__Items from a dataset__.
####

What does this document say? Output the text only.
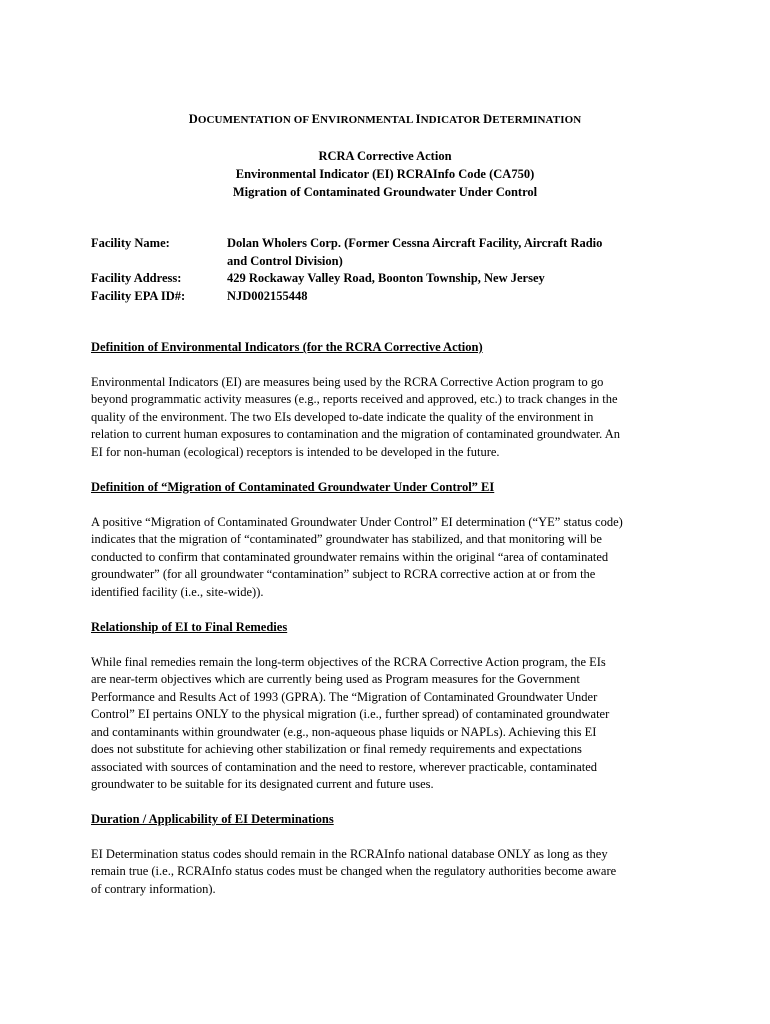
DOCUMENTATION OF ENVIRONMENTAL INDICATOR DETERMINATION
RCRA Corrective Action
Environmental Indicator (EI) RCRAInfo Code (CA750)
Migration of Contaminated Groundwater Under Control
Facility Name:	Dolan Wholers Corp. (Former Cessna Aircraft Facility, Aircraft Radio
and Control Division)
Facility Address:	429 Rockaway Valley Road, Boonton Township, New Jersey
Facility EPA ID#:	NJD002155448
Definition of Environmental Indicators (for the RCRA Corrective Action)

Environmental Indicators (EI) are measures being used by the RCRA Corrective Action program to go
beyond programmatic activity measures (e.g., reports received and approved, etc.) to track changes in the
quality of the environment. The two EIs developed to-date indicate the quality of the environment in
relation to current human exposures to contamination and the migration of contaminated groundwater. An
EI for non-human (ecological) receptors is intended to be developed in the future.

Definition of “Migration of Contaminated Groundwater Under Control” EI

A positive “Migration of Contaminated Groundwater Under Control” EI determination (“YE” status code)
indicates that the migration of “contaminated” groundwater has stabilized, and that monitoring will be
conducted to confirm that contaminated groundwater remains within the original “area of contaminated
groundwater” (for all groundwater “contamination” subject to RCRA corrective action at or from the
identified facility (i.e., site-wide)).

Relationship of EI to Final Remedies

While final remedies remain the long-term objectives of the RCRA Corrective Action program, the EIs
are near-term objectives which are currently being used as Program measures for the Government
Performance and Results Act of 1993 (GPRA). The “Migration of Contaminated Groundwater Under
Control” EI pertains ONLY to the physical migration (i.e., further spread) of contaminated groundwater
and contaminants within groundwater (e.g., non-aqueous phase liquids or NAPLs). Achieving this EI
does not substitute for achieving other stabilization or final remedy requirements and expectations
associated with sources of contamination and the need to restore, wherever practicable, contaminated
groundwater to be suitable for its designated current and future uses.

Duration / Applicability of EI Determinations

EI Determination status codes should remain in the RCRAInfo national database ONLY as long as they
remain true (i.e., RCRAInfo status codes must be changed when the regulatory authorities become aware
of contrary information).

####

__Aim of the task__.
Pick out each line that holds the string "developed".

__Expected answer__.
quality of the environment. The two EIs developed to-date indicate the quality of the environment in
EI for non-human (ecological) receptors is intended to be developed in the future.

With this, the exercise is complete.